§ **WHAT THIS TASK INVOLVES**:
Leave out the pictures and copy everything else below exactly.

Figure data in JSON
◇ ◇ ◇ ◇
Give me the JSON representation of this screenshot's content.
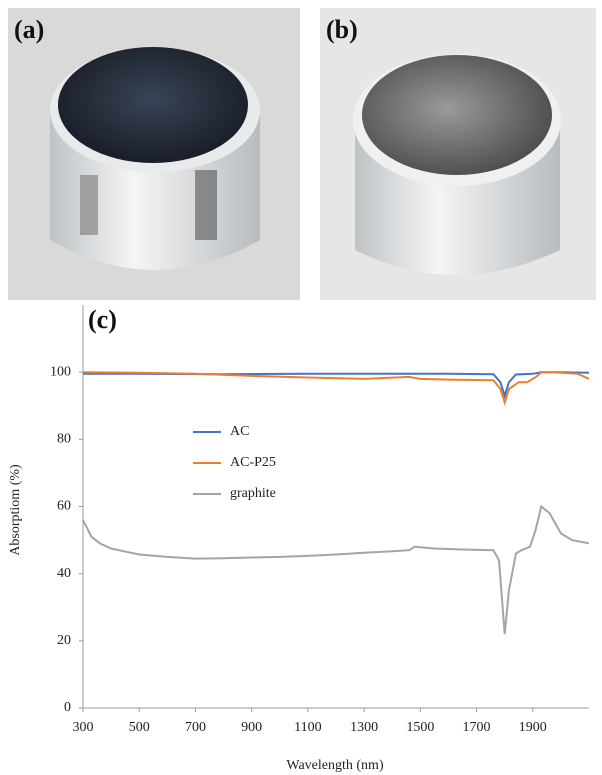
{
  "panel_labels": [
    "(a)",
    "(b)"
  ],
  "chart_data": {
    "type": "line",
    "annotation": "(c)",
    "x_label": "Wavelength (nm)",
    "y_label": "Absorptiom (%)",
    "xlim": [
      300,
      2100
    ],
    "ylim": [
      0,
      120
    ],
    "xticks": [
      300,
      500,
      700,
      900,
      1100,
      1300,
      1500,
      1700,
      1900
    ],
    "yticks": [
      0,
      20,
      40,
      60,
      80,
      100
    ],
    "series": [
      {
        "name": "AC",
        "color": "#4472c4",
        "x": [
          300,
          500,
          800,
          1100,
          1400,
          1600,
          1760,
          1785,
          1800,
          1815,
          1840,
          1900,
          1930,
          2000,
          2100
        ],
        "values": [
          99.5,
          99.5,
          99.4,
          99.5,
          99.5,
          99.5,
          99.4,
          97,
          93,
          97,
          99.3,
          99.5,
          100,
          100,
          99.8
        ]
      },
      {
        "name": "AC-P25",
        "color": "#ed7d31",
        "x": [
          300,
          500,
          700,
          900,
          1100,
          1300,
          1460,
          1500,
          1600,
          1760,
          1785,
          1800,
          1815,
          1850,
          1880,
          1910,
          1930,
          1970,
          2060,
          2100
        ],
        "values": [
          100,
          99.8,
          99.5,
          98.9,
          98.4,
          98,
          98.6,
          98,
          97.8,
          97.6,
          95,
          91,
          95,
          97,
          97,
          98.5,
          100,
          100,
          99.5,
          98
        ]
      },
      {
        "name": "graphite",
        "color": "#a5a5a5",
        "x": [
          300,
          330,
          360,
          400,
          500,
          600,
          700,
          800,
          900,
          1000,
          1100,
          1200,
          1300,
          1400,
          1460,
          1480,
          1550,
          1650,
          1760,
          1780,
          1800,
          1815,
          1840,
          1860,
          1890,
          1910,
          1930,
          1960,
          2000,
          2040,
          2100
        ],
        "values": [
          56,
          51,
          49,
          47.5,
          45.7,
          45,
          44.5,
          44.6,
          44.8,
          45,
          45.3,
          45.7,
          46.2,
          46.7,
          47,
          48,
          47.5,
          47.2,
          47,
          44,
          22,
          35,
          46,
          47,
          48,
          53,
          60,
          58,
          52,
          50,
          49
        ]
      }
    ]
  }
}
◇ ◇ ◇ ◇
§ **RESULT**:
Give me the JSON representation of this screenshot's content.
{
  "panel_labels": [
    "(a)",
    "(b)"
  ],
  "chart_data": {
    "type": "line",
    "annotation": "(c)",
    "x_label": "Wavelength (nm)",
    "y_label": "Absorptiom (%)",
    "xlim": [
      300,
      2100
    ],
    "ylim": [
      0,
      120
    ],
    "xticks": [
      300,
      500,
      700,
      900,
      1100,
      1300,
      1500,
      1700,
      1900
    ],
    "yticks": [
      0,
      20,
      40,
      60,
      80,
      100
    ],
    "series": [
      {
        "name": "AC",
        "color": "#4472c4",
        "x": [
          300,
          500,
          800,
          1100,
          1400,
          1600,
          1760,
          1785,
          1800,
          1815,
          1840,
          1900,
          1930,
          2000,
          2100
        ],
        "values": [
          99.5,
          99.5,
          99.4,
          99.5,
          99.5,
          99.5,
          99.4,
          97,
          93,
          97,
          99.3,
          99.5,
          100,
          100,
          99.8
        ]
      },
      {
        "name": "AC-P25",
        "color": "#ed7d31",
        "x": [
          300,
          500,
          700,
          900,
          1100,
          1300,
          1460,
          1500,
          1600,
          1760,
          1785,
          1800,
          1815,
          1850,
          1880,
          1910,
          1930,
          1970,
          2060,
          2100
        ],
        "values": [
          100,
          99.8,
          99.5,
          98.9,
          98.4,
          98,
          98.6,
          98,
          97.8,
          97.6,
          95,
          91,
          95,
          97,
          97,
          98.5,
          100,
          100,
          99.5,
          98
        ]
      },
      {
        "name": "graphite",
        "color": "#a5a5a5",
        "x": [
          300,
          330,
          360,
          400,
          500,
          600,
          700,
          800,
          900,
          1000,
          1100,
          1200,
          1300,
          1400,
          1460,
          1480,
          1550,
          1650,
          1760,
          1780,
          1800,
          1815,
          1840,
          1860,
          1890,
          1910,
          1930,
          1960,
          2000,
          2040,
          2100
        ],
        "values": [
          56,
          51,
          49,
          47.5,
          45.7,
          45,
          44.5,
          44.6,
          44.8,
          45,
          45.3,
          45.7,
          46.2,
          46.7,
          47,
          48,
          47.5,
          47.2,
          47,
          44,
          22,
          35,
          46,
          47,
          48,
          53,
          60,
          58,
          52,
          50,
          49
        ]
      }
    ]
  }
}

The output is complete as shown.